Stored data

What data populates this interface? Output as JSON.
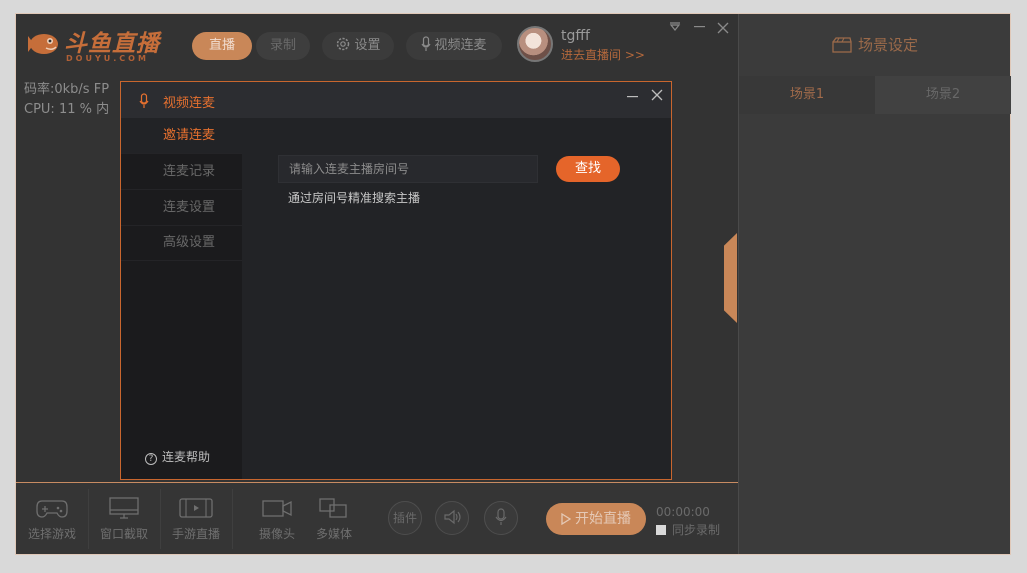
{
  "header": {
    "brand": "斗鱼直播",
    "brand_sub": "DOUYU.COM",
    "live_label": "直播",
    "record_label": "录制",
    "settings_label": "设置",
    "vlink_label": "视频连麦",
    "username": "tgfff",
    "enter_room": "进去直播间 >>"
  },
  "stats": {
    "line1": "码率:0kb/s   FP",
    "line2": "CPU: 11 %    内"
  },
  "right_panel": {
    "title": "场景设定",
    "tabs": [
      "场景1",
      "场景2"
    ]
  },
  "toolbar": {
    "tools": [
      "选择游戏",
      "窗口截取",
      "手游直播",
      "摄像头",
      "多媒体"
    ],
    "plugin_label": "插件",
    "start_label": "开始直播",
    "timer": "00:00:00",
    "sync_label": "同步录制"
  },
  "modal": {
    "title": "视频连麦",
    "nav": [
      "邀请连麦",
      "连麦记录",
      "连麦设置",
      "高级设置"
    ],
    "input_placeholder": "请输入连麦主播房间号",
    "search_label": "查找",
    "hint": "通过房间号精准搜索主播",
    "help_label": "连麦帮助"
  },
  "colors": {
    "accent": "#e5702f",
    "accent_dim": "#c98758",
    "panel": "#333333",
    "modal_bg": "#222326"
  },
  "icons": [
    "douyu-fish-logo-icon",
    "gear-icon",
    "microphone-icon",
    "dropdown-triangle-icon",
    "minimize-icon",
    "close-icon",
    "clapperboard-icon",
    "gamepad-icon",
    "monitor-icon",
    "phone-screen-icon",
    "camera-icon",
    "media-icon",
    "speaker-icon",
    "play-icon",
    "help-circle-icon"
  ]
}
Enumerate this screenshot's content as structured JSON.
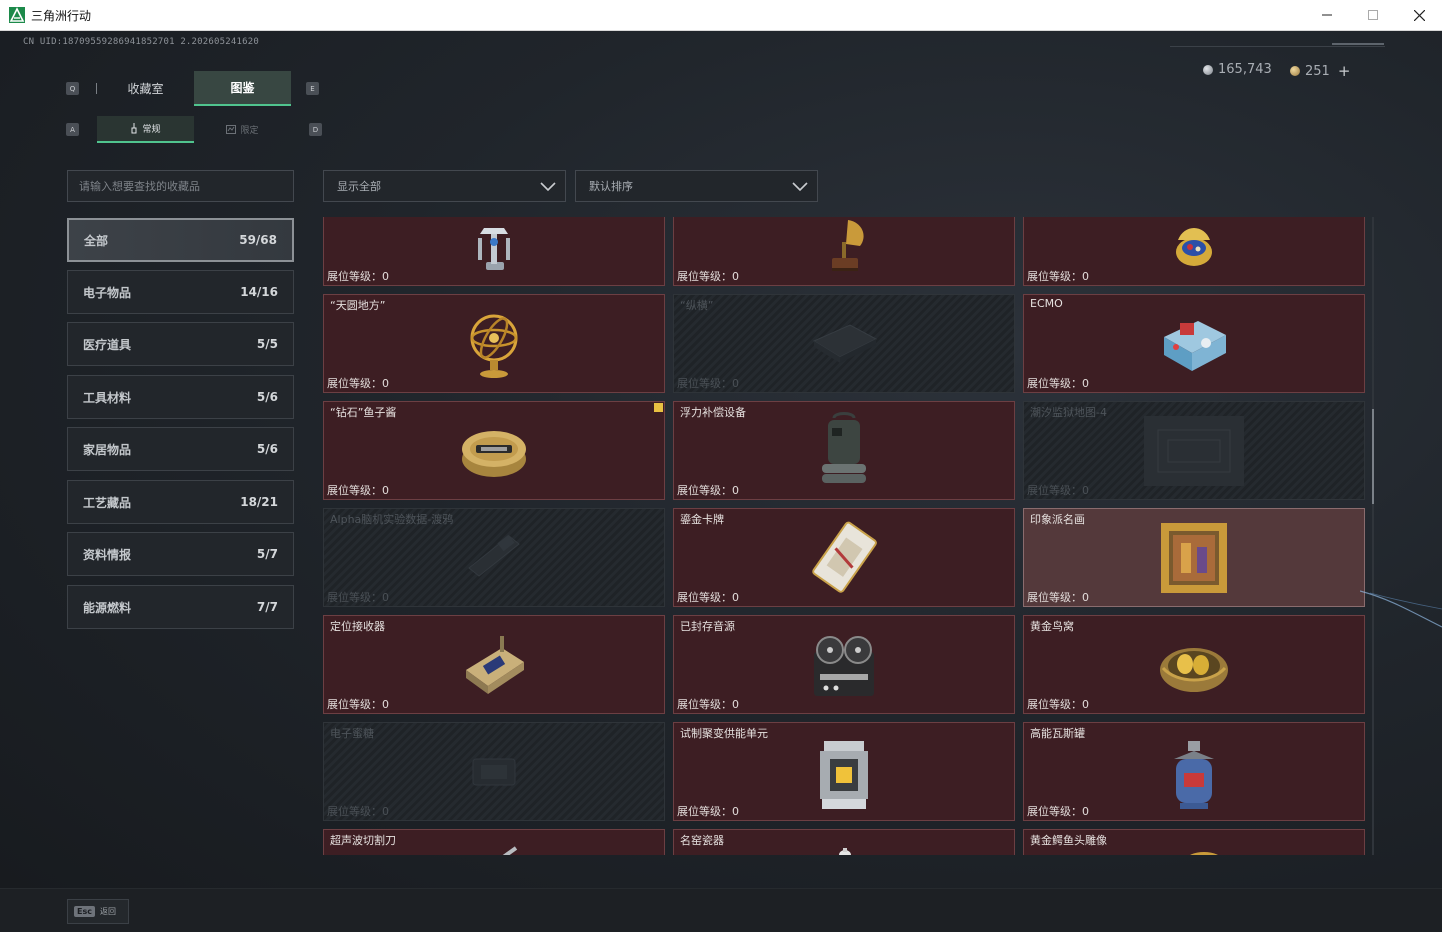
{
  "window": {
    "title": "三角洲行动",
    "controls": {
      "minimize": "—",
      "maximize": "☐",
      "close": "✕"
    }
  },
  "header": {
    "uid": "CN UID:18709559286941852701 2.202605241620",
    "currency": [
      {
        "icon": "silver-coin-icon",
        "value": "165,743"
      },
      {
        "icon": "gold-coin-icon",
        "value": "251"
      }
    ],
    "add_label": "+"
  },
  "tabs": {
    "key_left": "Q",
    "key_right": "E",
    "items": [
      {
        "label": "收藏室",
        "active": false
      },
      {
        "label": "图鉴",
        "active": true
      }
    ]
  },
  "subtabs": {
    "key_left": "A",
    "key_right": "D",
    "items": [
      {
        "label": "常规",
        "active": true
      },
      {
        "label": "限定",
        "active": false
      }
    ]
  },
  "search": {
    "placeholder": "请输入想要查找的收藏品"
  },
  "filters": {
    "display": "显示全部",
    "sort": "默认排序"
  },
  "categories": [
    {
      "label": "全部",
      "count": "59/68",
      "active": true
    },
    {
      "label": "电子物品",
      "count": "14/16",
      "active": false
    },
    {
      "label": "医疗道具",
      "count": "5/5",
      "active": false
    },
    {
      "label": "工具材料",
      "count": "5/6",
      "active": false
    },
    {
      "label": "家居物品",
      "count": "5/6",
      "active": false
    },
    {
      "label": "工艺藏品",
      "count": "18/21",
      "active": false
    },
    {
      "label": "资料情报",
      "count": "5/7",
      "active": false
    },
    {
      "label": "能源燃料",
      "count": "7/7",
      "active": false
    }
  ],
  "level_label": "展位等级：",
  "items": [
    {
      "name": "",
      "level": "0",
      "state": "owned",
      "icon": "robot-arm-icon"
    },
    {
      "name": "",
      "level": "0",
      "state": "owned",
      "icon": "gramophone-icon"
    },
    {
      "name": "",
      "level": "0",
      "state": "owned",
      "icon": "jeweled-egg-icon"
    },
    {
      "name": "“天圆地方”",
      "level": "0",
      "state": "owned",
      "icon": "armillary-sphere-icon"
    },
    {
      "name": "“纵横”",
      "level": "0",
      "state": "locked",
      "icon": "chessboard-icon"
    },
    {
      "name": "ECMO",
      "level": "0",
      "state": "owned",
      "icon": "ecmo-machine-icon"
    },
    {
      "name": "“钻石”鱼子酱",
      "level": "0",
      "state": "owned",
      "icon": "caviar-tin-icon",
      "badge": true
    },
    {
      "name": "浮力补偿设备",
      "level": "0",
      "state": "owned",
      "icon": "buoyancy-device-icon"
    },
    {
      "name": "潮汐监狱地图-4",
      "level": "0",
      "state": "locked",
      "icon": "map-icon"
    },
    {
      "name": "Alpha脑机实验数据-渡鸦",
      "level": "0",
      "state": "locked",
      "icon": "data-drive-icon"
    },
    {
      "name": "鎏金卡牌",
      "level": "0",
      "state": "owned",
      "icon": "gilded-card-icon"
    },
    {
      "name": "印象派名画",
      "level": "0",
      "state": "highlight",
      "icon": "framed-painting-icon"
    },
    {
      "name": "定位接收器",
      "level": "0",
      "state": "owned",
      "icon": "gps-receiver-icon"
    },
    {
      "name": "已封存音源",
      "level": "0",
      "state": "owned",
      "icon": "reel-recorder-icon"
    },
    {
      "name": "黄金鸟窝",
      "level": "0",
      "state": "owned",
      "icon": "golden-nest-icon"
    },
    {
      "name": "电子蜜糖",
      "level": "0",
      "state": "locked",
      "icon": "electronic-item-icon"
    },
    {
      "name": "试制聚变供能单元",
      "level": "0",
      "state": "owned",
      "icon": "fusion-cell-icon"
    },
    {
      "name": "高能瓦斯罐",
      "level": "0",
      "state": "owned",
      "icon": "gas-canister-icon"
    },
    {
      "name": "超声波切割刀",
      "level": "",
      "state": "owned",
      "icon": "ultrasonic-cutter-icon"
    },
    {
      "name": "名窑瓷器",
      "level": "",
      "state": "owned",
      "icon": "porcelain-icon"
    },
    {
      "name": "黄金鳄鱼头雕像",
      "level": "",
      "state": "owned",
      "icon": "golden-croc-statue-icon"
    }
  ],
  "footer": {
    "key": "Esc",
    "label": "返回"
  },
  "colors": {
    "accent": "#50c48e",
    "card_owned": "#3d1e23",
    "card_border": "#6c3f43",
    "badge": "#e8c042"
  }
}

--

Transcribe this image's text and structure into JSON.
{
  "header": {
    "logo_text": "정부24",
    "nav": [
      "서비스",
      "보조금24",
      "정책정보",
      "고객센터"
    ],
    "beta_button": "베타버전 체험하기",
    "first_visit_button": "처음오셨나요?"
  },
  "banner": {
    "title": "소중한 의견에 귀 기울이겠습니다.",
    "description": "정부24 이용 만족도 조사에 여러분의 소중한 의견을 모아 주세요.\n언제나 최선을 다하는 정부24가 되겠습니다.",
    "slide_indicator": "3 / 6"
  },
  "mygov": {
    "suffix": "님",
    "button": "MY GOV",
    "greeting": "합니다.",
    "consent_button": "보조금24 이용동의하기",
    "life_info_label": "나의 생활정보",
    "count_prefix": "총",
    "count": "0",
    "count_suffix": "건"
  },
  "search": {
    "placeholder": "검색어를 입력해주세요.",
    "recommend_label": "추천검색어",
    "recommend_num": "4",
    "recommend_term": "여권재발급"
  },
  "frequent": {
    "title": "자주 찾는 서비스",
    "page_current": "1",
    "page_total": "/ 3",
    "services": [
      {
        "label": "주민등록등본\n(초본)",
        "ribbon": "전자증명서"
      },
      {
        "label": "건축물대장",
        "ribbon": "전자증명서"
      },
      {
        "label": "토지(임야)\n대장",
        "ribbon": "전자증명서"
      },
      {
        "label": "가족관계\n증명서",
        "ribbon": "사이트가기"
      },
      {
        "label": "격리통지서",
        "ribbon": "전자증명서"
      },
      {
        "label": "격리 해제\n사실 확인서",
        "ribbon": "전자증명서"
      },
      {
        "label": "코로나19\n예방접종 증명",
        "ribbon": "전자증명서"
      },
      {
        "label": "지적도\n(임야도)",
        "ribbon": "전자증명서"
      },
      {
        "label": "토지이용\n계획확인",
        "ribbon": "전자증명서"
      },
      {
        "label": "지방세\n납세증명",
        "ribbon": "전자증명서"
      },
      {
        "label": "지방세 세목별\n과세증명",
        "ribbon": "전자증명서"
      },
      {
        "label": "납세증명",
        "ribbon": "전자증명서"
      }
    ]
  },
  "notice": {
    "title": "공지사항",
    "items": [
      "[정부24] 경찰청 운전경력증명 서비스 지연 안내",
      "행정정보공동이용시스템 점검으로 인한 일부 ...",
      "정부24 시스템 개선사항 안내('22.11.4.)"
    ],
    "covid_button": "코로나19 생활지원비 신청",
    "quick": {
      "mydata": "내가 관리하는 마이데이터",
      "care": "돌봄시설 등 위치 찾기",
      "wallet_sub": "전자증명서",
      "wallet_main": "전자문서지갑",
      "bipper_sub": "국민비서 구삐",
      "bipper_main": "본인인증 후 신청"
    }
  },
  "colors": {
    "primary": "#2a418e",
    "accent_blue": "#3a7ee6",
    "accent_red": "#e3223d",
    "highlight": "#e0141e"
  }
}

§ EXERCISE PROMPT:
Leave out every line without the string "true" and copy the rest.

§ ANSWER:
        "active": true
        "active": true
      "active": true
      "badge": true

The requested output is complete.